Aim of the task> Each entry below is to be given again word for word, with no pictures.

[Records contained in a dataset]

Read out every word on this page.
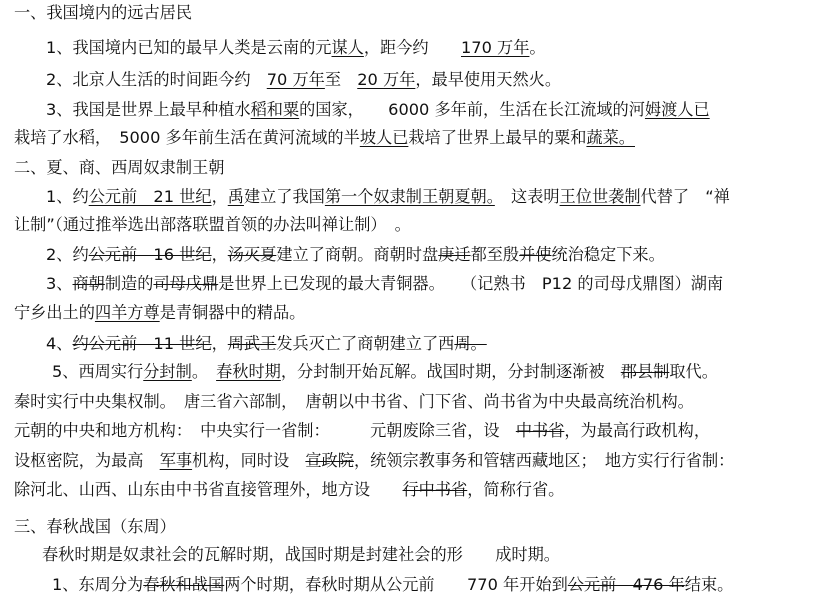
一、我国境内的远古居民
1、我国境内已知的最早人类是云南的元谋人，距今约　　170 万年。
2、北京人生活的时间距今约　70 万年至　20 万年，最早使用天然火。
3、我国是世界上最早种植水稻和粟的国家，　　6000 多年前，生活在长江流域的河姆渡人已
栽培了水稻，　5000 多年前生活在黄河流域的半坡人已栽培了世界上最早的粟和蔬菜。
二、夏、商、西周奴隶制王朝
1、约公元前　21 世纪，禹建立了我国第一个奴隶制王朝夏朝。　这表明王位世袭制代替了　“禅
让制”（通过推举选出部落联盟首领的办法叫禅让制）　。
2、约公元前　16 世纪，汤灭夏建立了商朝。商朝时盘庚迁都至殷并使统治稳定下来。
3、商朝制造的司母戊鼎是世界上已发现的最大青铜器。　　（记熟书　P12 的司母戊鼎图）湖南
宁乡出土的四羊方尊是青铜器中的精品。
4、约公元前　11 世纪，周武王发兵灭亡了商朝建立了西周。
5、西周实行分封制。　春秋时期，分封制开始瓦解。战国时期，分封制逐渐被　郡县制取代。
秦时实行中央集权制。　唐三省六部制，　唐朝以中书省、门下省、尚书省为中央最高统治机构。
元朝的中央和地方机构：　中央实行一省制：　　　元朝废除三省，设　中书省，为最高行政机构，
设枢密院，为最高　军事机构，同时设　宣政院，统领宗教事务和管辖西藏地区；　地方实行行省制：
除河北、山西、山东由中书省直接管理外，地方设　　行中书省，简称行省。
三、春秋战国（东周）
春秋时期是奴隶社会的瓦解时期，战国时期是封建社会的形　　成时期。
1、东周分为春秋和战国两个时期，春秋时期从公元前　　770 年开始到公元前　476 年结束。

Output of the task>
Read out every word on this page.
一、我国境内的远古居民
1、我国境内已知的最早人类是云南的元谋人，距今约　　170 万年。
2、北京人生活的时间距今约　70 万年至　20 万年，最早使用天然火。
3、我国是世界上最早种植水稻和粟的国家，　　6000 多年前，生活在长江流域的河姆渡人已
栽培了水稻，　5000 多年前生活在黄河流域的半坡人已栽培了世界上最早的粟和蔬菜。
二、夏、商、西周奴隶制王朝
1、约公元前　21 世纪，禹建立了我国第一个奴隶制王朝夏朝。　这表明王位世袭制代替了　“禅
让制”（通过推举选出部落联盟首领的办法叫禅让制）　。
2、约公元前　16 世纪，汤灭夏建立了商朝。商朝时盘庚迁都至殷并使统治稳定下来。
3、商朝制造的司母戊鼎是世界上已发现的最大青铜器。　　（记熟书　P12 的司母戊鼎图）湖南
宁乡出土的四羊方尊是青铜器中的精品。
4、约公元前　11 世纪，周武王发兵灭亡了商朝建立了西周。
5、西周实行分封制。　春秋时期，分封制开始瓦解。战国时期，分封制逐渐被　郡县制取代。
秦时实行中央集权制。　唐三省六部制，　唐朝以中书省、门下省、尚书省为中央最高统治机构。
元朝的中央和地方机构：　中央实行一省制：　　　元朝废除三省，设　中书省，为最高行政机构，
设枢密院，为最高　军事机构，同时设　宣政院，统领宗教事务和管辖西藏地区；　地方实行行省制：
除河北、山西、山东由中书省直接管理外，地方设　　行中书省，简称行省。
三、春秋战国（东周）
春秋时期是奴隶社会的瓦解时期，战国时期是封建社会的形　　成时期。
1、东周分为春秋和战国两个时期，春秋时期从公元前　　770 年开始到公元前　476 年结束。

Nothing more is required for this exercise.